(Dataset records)
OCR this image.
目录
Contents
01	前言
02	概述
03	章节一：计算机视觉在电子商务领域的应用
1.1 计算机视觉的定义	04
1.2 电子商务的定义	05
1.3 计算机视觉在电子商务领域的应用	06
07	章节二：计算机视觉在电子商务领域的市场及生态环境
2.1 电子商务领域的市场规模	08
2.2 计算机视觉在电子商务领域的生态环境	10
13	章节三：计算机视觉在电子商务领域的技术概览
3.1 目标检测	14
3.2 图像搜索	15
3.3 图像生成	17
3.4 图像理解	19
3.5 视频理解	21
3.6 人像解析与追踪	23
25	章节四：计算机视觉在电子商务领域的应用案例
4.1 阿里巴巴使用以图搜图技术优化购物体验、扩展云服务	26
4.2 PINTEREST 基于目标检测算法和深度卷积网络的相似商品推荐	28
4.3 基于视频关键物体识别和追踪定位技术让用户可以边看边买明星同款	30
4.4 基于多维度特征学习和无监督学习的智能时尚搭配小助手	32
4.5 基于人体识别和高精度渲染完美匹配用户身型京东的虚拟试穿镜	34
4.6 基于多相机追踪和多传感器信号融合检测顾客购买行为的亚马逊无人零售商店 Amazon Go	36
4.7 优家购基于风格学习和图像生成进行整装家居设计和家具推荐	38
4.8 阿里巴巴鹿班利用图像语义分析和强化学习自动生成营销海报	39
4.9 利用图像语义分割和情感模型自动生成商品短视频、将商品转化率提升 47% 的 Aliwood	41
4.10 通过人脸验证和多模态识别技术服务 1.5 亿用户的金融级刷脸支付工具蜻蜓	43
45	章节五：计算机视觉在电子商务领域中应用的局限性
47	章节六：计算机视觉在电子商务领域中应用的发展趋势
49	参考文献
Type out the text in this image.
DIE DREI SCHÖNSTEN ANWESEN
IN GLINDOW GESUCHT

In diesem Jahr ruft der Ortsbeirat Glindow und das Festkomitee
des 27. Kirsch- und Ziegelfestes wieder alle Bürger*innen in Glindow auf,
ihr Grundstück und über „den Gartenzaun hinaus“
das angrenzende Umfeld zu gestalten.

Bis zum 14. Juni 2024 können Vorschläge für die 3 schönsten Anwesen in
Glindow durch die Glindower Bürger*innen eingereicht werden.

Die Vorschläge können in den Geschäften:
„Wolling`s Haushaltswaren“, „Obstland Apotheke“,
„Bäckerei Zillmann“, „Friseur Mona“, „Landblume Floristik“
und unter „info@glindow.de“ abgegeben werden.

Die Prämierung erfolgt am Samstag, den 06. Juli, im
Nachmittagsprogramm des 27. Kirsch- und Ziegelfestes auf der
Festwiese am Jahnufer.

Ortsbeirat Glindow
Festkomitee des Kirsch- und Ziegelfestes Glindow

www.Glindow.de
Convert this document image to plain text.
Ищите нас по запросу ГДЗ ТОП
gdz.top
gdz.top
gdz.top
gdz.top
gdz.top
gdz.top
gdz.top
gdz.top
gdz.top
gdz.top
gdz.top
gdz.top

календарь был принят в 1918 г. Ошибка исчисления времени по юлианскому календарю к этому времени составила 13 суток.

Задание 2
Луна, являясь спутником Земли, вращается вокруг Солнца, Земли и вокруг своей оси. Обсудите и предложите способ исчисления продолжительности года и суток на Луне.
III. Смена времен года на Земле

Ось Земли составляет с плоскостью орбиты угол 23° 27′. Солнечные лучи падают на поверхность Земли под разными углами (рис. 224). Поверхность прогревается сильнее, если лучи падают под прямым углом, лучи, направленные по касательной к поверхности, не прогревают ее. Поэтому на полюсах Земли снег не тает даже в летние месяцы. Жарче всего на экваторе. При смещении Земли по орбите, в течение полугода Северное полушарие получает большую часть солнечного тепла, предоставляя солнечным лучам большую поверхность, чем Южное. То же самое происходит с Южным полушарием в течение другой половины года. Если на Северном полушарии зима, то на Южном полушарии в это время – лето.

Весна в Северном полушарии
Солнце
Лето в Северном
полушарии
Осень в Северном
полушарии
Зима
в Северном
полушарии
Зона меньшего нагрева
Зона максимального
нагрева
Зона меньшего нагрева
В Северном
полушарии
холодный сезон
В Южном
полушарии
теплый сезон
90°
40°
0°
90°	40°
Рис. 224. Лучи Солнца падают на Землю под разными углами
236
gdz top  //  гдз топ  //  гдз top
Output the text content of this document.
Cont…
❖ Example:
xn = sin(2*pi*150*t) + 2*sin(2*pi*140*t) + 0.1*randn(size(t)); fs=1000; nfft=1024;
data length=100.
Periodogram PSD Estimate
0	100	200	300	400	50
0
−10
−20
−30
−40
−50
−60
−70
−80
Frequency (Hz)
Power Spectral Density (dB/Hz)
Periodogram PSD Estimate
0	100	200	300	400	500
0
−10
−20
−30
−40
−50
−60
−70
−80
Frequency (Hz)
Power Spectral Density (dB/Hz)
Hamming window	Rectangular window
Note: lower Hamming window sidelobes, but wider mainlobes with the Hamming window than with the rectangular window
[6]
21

## Problem details
Go through the material above and copy each line that has the word "Hamming".

## Output for this exercise
Hamming window	Rectangular window
Note: lower Hamming window sidelobes, but wider mainlobes with the Hamming window than with the rectangular window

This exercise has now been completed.